__Job__
Collect each line of the entries that holds the string "placeholder".

---

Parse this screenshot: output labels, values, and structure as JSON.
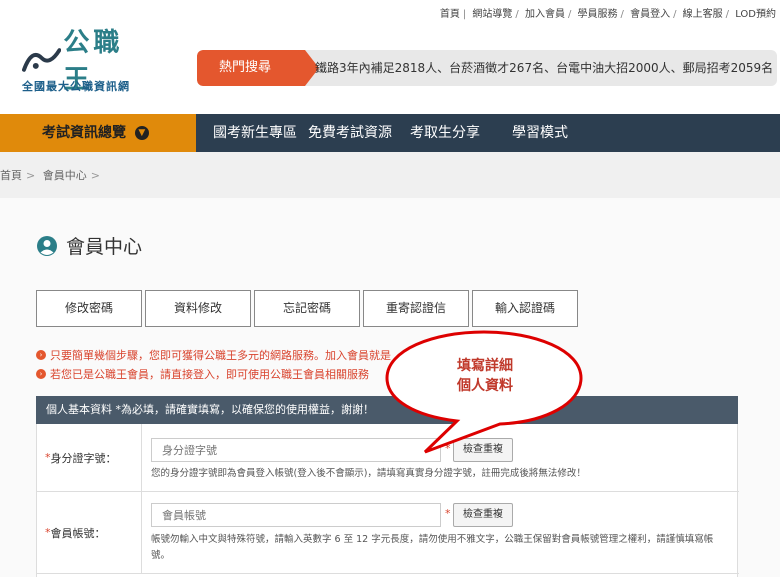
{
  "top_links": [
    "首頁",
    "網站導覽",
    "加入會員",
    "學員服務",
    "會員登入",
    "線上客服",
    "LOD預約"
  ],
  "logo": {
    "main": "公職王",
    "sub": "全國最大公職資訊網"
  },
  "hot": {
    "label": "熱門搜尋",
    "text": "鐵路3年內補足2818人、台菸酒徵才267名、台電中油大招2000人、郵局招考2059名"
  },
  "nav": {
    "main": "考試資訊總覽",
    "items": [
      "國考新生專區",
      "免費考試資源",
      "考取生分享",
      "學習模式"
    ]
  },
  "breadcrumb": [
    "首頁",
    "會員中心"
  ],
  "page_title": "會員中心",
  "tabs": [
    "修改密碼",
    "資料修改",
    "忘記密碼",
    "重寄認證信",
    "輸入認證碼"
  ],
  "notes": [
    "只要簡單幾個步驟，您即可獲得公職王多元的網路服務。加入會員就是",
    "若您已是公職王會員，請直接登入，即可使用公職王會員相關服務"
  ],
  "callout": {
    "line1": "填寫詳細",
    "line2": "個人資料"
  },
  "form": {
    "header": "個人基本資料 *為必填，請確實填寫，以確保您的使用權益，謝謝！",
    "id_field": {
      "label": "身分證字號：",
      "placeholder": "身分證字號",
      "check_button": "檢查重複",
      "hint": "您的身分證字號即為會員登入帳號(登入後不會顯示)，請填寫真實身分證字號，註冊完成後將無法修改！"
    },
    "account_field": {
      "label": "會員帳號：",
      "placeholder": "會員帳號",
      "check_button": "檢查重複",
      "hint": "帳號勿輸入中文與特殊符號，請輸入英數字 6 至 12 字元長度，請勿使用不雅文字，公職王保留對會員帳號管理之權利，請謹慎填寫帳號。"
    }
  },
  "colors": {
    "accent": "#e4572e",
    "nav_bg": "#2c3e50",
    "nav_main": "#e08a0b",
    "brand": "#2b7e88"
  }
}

---

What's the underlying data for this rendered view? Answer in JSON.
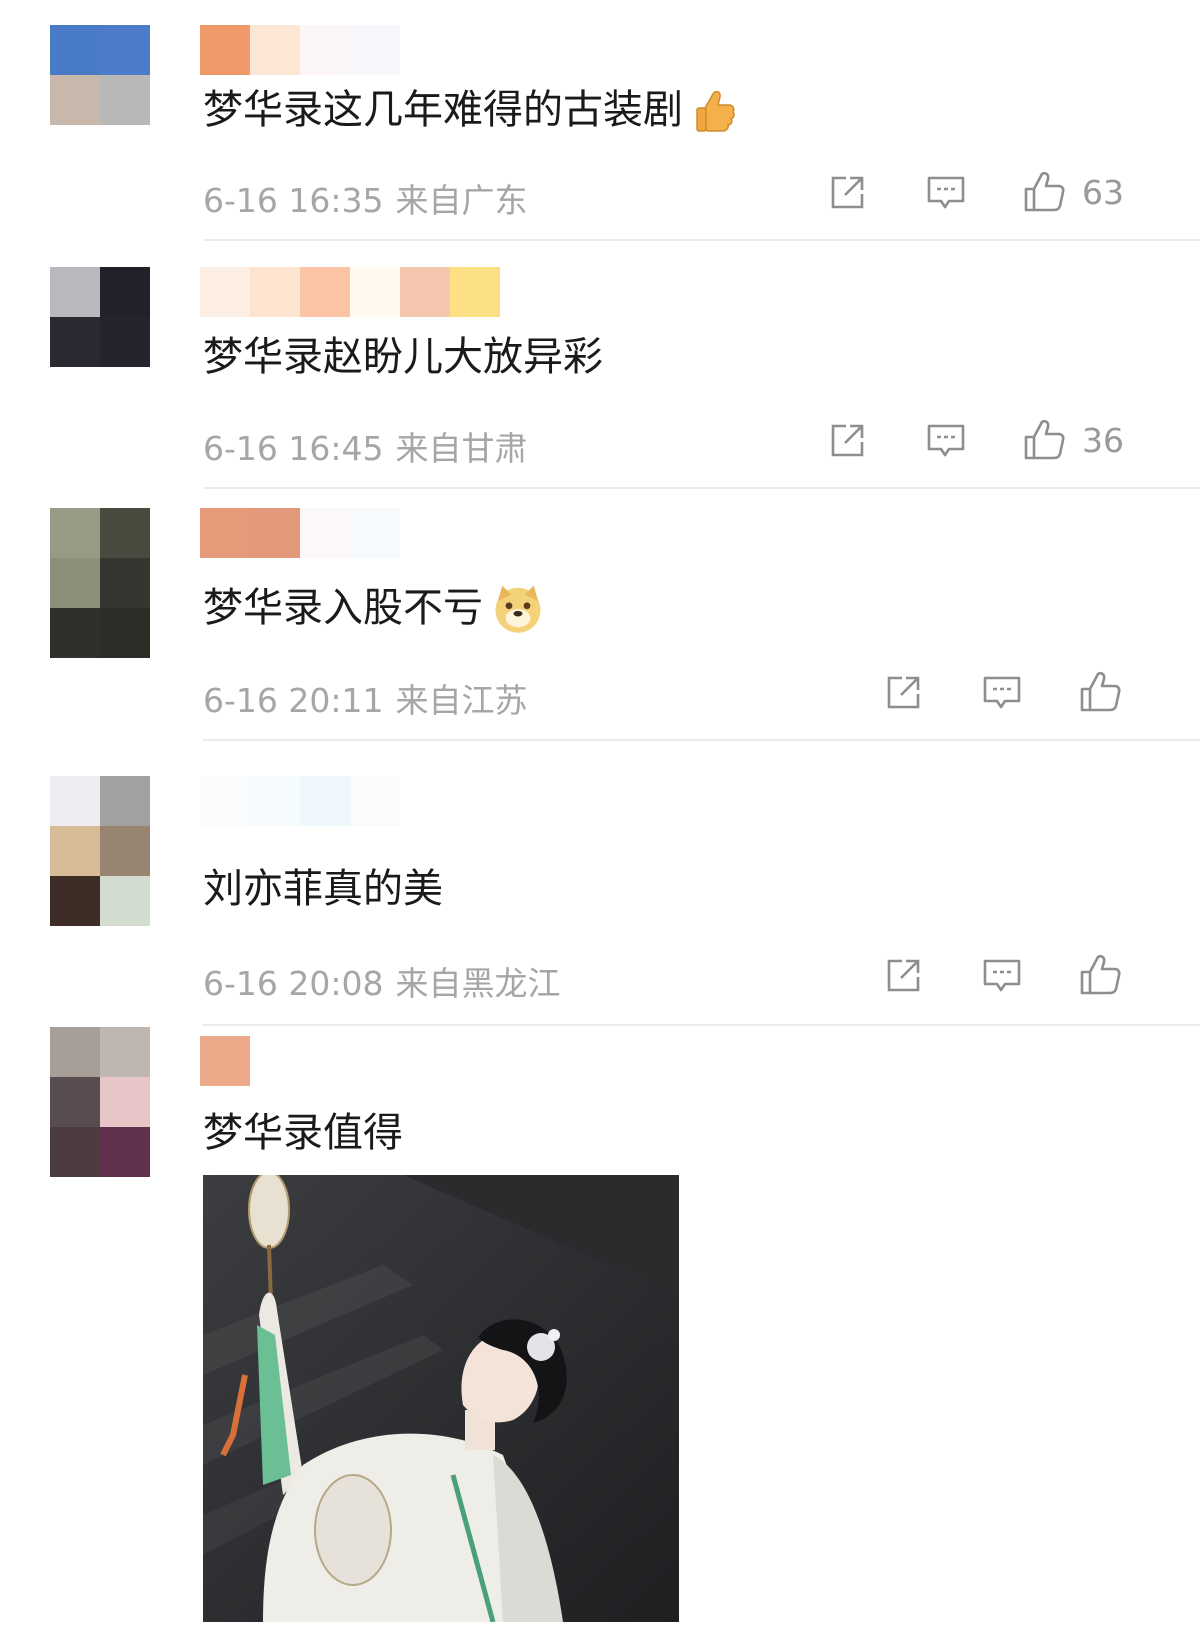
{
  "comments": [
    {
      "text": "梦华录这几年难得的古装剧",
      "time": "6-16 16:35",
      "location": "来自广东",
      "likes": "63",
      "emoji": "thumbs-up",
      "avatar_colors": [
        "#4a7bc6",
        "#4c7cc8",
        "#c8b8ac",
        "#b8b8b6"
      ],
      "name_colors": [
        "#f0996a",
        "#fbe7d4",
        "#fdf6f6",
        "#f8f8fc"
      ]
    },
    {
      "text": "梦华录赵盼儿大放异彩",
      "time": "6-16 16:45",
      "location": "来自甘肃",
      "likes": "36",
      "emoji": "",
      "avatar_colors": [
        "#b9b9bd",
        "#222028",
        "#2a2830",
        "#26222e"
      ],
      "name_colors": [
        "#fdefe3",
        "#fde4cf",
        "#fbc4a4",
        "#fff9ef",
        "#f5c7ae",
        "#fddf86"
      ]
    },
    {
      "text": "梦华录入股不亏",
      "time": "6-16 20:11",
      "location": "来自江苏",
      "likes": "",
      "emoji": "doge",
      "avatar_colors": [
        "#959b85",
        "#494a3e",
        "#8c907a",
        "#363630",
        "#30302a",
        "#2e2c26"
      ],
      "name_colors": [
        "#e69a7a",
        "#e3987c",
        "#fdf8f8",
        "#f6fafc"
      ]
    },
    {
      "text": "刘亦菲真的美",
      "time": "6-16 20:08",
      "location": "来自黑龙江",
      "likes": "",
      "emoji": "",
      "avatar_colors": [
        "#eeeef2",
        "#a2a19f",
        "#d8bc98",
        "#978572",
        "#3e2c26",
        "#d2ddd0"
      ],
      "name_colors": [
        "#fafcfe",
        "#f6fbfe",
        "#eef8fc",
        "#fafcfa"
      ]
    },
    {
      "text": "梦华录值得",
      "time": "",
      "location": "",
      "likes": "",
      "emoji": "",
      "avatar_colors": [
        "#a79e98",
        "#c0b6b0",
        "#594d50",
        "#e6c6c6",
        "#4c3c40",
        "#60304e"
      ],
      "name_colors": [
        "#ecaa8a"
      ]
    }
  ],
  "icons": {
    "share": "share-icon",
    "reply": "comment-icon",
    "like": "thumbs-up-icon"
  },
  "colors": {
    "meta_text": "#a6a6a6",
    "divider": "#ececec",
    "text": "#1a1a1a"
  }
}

---

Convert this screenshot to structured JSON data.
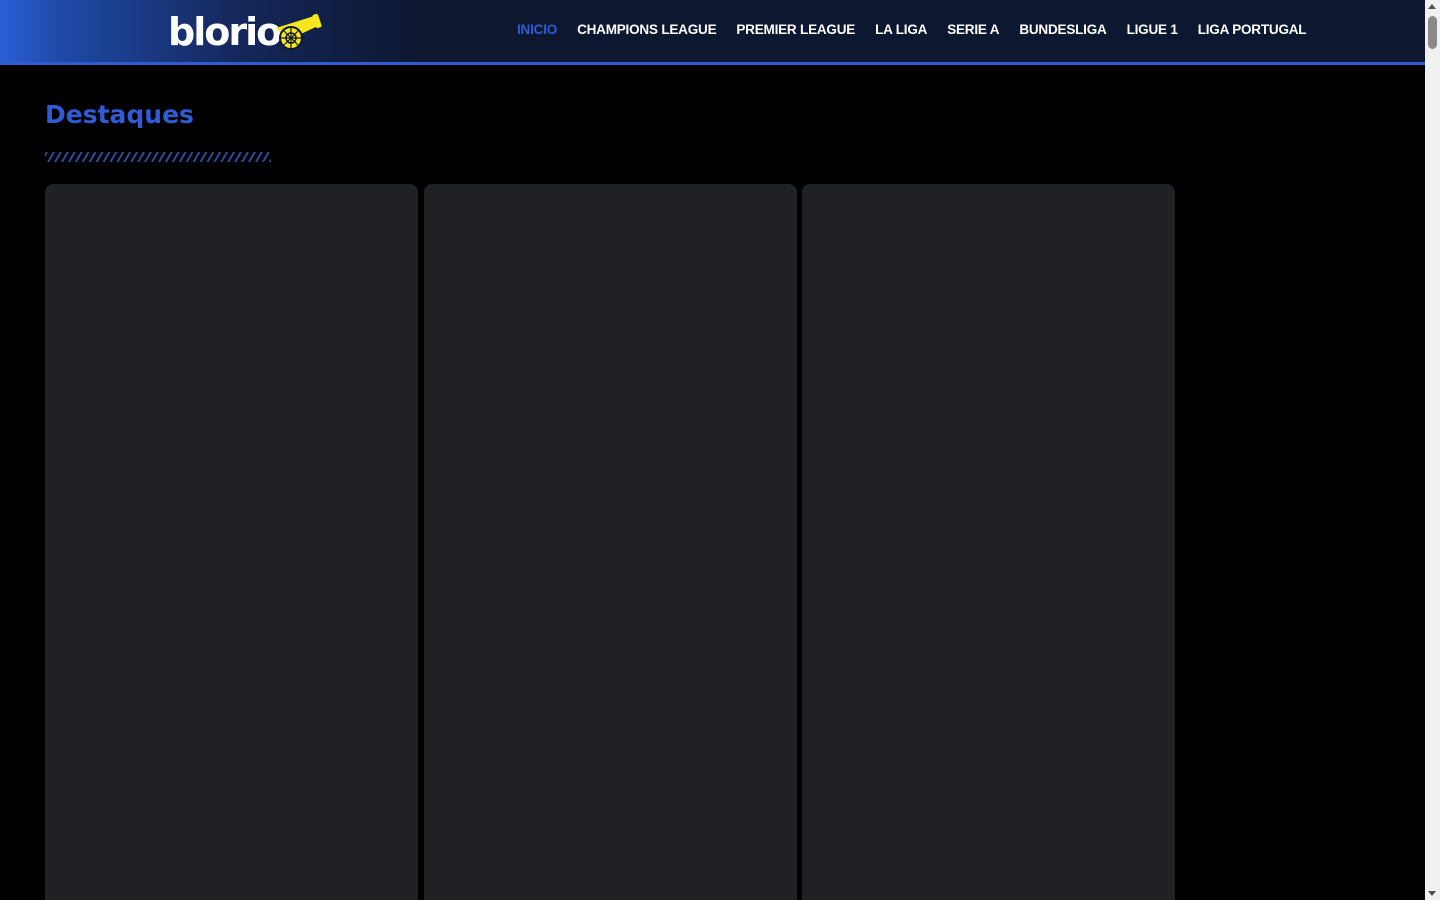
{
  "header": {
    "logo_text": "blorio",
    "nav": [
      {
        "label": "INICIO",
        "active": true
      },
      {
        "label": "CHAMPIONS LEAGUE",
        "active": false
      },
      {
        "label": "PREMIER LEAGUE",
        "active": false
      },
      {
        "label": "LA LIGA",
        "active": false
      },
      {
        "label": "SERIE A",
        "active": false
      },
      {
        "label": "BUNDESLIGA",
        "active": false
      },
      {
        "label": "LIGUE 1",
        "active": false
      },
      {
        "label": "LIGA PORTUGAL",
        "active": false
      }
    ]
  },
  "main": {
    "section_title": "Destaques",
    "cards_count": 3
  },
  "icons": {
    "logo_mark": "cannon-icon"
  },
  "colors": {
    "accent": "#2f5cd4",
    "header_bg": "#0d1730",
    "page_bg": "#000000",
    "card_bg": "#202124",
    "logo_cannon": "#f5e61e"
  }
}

---

__Task output__
      "placeholder": "身分證字號",
      "placeholder": "會員帳號",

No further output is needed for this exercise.